Element boundary items ->

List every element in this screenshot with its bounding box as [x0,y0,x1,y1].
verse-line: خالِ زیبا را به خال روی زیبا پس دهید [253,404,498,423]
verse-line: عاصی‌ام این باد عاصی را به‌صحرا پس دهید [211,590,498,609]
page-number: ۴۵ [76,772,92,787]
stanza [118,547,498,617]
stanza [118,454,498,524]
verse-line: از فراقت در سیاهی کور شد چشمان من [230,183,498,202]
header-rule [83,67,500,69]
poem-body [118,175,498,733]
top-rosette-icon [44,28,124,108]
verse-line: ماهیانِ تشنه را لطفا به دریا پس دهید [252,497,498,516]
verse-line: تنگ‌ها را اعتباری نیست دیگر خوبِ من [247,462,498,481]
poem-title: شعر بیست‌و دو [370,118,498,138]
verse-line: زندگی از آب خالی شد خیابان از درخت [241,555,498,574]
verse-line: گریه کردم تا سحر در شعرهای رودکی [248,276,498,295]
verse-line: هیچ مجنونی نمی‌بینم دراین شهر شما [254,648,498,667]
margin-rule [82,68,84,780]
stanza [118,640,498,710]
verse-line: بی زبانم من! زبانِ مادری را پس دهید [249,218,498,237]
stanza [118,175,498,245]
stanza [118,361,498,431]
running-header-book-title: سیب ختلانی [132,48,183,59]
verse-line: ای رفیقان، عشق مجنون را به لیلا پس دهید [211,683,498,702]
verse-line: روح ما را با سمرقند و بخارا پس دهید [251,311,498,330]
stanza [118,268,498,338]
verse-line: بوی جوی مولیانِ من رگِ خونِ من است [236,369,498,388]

Description of the task -> Copy every item above word for word, keeping each line as it is.

Solved exercise ->
List every element in this screenshot with its bounding box as [x0,y0,x1,y1].
verse-line: خالِ زیبا را به خال روی زیبا پس دهید [253,404,498,423]
verse-line: عاصی‌ام این باد عاصی را به‌صحرا پس دهید [211,590,498,609]
page-number: ۴۵ [76,772,92,787]
stanza [118,547,498,617]
stanza [118,454,498,524]
verse-line: از فراقت در سیاهی کور شد چشمان من [230,183,498,202]
header-rule [83,67,500,69]
poem-body [118,175,498,733]
top-rosette-icon [44,28,124,108]
verse-line: ماهیانِ تشنه را لطفا به دریا پس دهید [252,497,498,516]
verse-line: تنگ‌ها را اعتباری نیست دیگر خوبِ من [247,462,498,481]
poem-title: شعر بیست‌و دو [370,118,498,138]
verse-line: زندگی از آب خالی شد خیابان از درخت [241,555,498,574]
verse-line: گریه کردم تا سحر در شعرهای رودکی [248,276,498,295]
verse-line: هیچ مجنونی نمی‌بینم دراین شهر شما [254,648,498,667]
margin-rule [82,68,84,780]
stanza [118,640,498,710]
verse-line: بی زبانم من! زبانِ مادری را پس دهید [249,218,498,237]
stanza [118,175,498,245]
stanza [118,361,498,431]
running-header-book-title: سیب ختلانی [132,48,183,59]
verse-line: ای رفیقان، عشق مجنون را به لیلا پس دهید [211,683,498,702]
verse-line: روح ما را با سمرقند و بخارا پس دهید [251,311,498,330]
stanza [118,268,498,338]
verse-line: بوی جوی مولیانِ من رگِ خونِ من است [236,369,498,388]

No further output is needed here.